▸ Requirements: Without skipping anything, write out each record below exactly.

Dataset records
○ ○ ○ ○ ○ ○ ○

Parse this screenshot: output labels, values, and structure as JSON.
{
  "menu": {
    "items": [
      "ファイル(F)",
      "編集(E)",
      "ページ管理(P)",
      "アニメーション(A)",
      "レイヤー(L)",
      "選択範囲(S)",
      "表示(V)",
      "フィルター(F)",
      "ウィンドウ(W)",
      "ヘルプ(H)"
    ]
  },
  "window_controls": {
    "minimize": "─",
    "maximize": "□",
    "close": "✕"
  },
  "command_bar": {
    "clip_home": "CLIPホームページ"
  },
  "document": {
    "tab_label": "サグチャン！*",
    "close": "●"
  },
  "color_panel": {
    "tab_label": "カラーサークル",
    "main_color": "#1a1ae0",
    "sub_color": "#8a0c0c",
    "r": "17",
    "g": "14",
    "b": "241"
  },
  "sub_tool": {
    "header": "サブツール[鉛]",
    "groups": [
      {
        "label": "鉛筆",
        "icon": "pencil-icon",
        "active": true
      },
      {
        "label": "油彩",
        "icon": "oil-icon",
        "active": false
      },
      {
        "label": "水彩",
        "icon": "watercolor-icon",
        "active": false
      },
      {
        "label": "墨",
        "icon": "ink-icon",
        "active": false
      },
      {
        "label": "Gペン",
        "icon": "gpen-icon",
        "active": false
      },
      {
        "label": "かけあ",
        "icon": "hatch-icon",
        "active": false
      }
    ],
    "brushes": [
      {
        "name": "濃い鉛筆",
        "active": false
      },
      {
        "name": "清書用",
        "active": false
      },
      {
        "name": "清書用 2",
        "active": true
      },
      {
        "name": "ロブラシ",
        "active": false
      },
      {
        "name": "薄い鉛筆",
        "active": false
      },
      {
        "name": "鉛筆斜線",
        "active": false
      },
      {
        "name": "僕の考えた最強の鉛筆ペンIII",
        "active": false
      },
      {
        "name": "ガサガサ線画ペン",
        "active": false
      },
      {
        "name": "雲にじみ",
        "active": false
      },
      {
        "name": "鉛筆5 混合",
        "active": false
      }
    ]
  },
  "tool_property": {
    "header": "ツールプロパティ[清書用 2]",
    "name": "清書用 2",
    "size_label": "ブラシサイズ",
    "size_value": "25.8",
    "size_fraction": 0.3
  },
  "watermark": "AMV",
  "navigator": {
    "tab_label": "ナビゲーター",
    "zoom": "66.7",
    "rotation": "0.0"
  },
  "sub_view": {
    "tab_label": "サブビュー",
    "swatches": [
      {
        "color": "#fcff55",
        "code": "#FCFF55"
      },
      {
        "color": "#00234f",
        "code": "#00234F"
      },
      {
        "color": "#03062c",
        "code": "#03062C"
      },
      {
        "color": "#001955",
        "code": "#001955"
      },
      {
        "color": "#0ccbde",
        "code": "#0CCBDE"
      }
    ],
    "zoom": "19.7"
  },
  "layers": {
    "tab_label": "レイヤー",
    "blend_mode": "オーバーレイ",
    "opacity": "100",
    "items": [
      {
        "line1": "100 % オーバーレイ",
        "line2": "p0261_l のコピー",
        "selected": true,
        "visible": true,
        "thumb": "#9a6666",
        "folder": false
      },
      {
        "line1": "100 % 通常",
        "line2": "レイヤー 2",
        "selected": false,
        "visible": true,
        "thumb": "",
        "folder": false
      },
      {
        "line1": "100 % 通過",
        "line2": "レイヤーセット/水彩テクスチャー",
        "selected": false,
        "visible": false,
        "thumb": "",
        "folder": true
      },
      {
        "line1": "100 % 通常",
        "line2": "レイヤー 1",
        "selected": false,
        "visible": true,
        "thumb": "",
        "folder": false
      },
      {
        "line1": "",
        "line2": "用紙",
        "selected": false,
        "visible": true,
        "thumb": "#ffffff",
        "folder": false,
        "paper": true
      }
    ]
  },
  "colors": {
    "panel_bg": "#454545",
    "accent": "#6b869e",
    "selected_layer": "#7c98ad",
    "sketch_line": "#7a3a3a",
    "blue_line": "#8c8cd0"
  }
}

○ ○ ○ ○ ○ ○ ○

▸ Response below:
Parse this screenshot: output labels, values, and structure as JSON.
{
  "menu": {
    "items": [
      "ファイル(F)",
      "編集(E)",
      "ページ管理(P)",
      "アニメーション(A)",
      "レイヤー(L)",
      "選択範囲(S)",
      "表示(V)",
      "フィルター(F)",
      "ウィンドウ(W)",
      "ヘルプ(H)"
    ]
  },
  "window_controls": {
    "minimize": "─",
    "maximize": "□",
    "close": "✕"
  },
  "command_bar": {
    "clip_home": "CLIPホームページ"
  },
  "document": {
    "tab_label": "サグチャン！*",
    "close": "●"
  },
  "color_panel": {
    "tab_label": "カラーサークル",
    "main_color": "#1a1ae0",
    "sub_color": "#8a0c0c",
    "r": "17",
    "g": "14",
    "b": "241"
  },
  "sub_tool": {
    "header": "サブツール[鉛]",
    "groups": [
      {
        "label": "鉛筆",
        "icon": "pencil-icon",
        "active": true
      },
      {
        "label": "油彩",
        "icon": "oil-icon",
        "active": false
      },
      {
        "label": "水彩",
        "icon": "watercolor-icon",
        "active": false
      },
      {
        "label": "墨",
        "icon": "ink-icon",
        "active": false
      },
      {
        "label": "Gペン",
        "icon": "gpen-icon",
        "active": false
      },
      {
        "label": "かけあ",
        "icon": "hatch-icon",
        "active": false
      }
    ],
    "brushes": [
      {
        "name": "濃い鉛筆",
        "active": false
      },
      {
        "name": "清書用",
        "active": false
      },
      {
        "name": "清書用 2",
        "active": true
      },
      {
        "name": "ロブラシ",
        "active": false
      },
      {
        "name": "薄い鉛筆",
        "active": false
      },
      {
        "name": "鉛筆斜線",
        "active": false
      },
      {
        "name": "僕の考えた最強の鉛筆ペンIII",
        "active": false
      },
      {
        "name": "ガサガサ線画ペン",
        "active": false
      },
      {
        "name": "雲にじみ",
        "active": false
      },
      {
        "name": "鉛筆5 混合",
        "active": false
      }
    ]
  },
  "tool_property": {
    "header": "ツールプロパティ[清書用 2]",
    "name": "清書用 2",
    "size_label": "ブラシサイズ",
    "size_value": "25.8",
    "size_fraction": 0.3
  },
  "watermark": "AMV",
  "navigator": {
    "tab_label": "ナビゲーター",
    "zoom": "66.7",
    "rotation": "0.0"
  },
  "sub_view": {
    "tab_label": "サブビュー",
    "swatches": [
      {
        "color": "#fcff55",
        "code": "#FCFF55"
      },
      {
        "color": "#00234f",
        "code": "#00234F"
      },
      {
        "color": "#03062c",
        "code": "#03062C"
      },
      {
        "color": "#001955",
        "code": "#001955"
      },
      {
        "color": "#0ccbde",
        "code": "#0CCBDE"
      }
    ],
    "zoom": "19.7"
  },
  "layers": {
    "tab_label": "レイヤー",
    "blend_mode": "オーバーレイ",
    "opacity": "100",
    "items": [
      {
        "line1": "100 % オーバーレイ",
        "line2": "p0261_l のコピー",
        "selected": true,
        "visible": true,
        "thumb": "#9a6666",
        "folder": false
      },
      {
        "line1": "100 % 通常",
        "line2": "レイヤー 2",
        "selected": false,
        "visible": true,
        "thumb": "",
        "folder": false
      },
      {
        "line1": "100 % 通過",
        "line2": "レイヤーセット/水彩テクスチャー",
        "selected": false,
        "visible": false,
        "thumb": "",
        "folder": true
      },
      {
        "line1": "100 % 通常",
        "line2": "レイヤー 1",
        "selected": false,
        "visible": true,
        "thumb": "",
        "folder": false
      },
      {
        "line1": "",
        "line2": "用紙",
        "selected": false,
        "visible": true,
        "thumb": "#ffffff",
        "folder": false,
        "paper": true
      }
    ]
  },
  "colors": {
    "panel_bg": "#454545",
    "accent": "#6b869e",
    "selected_layer": "#7c98ad",
    "sketch_line": "#7a3a3a",
    "blue_line": "#8c8cd0"
  }
}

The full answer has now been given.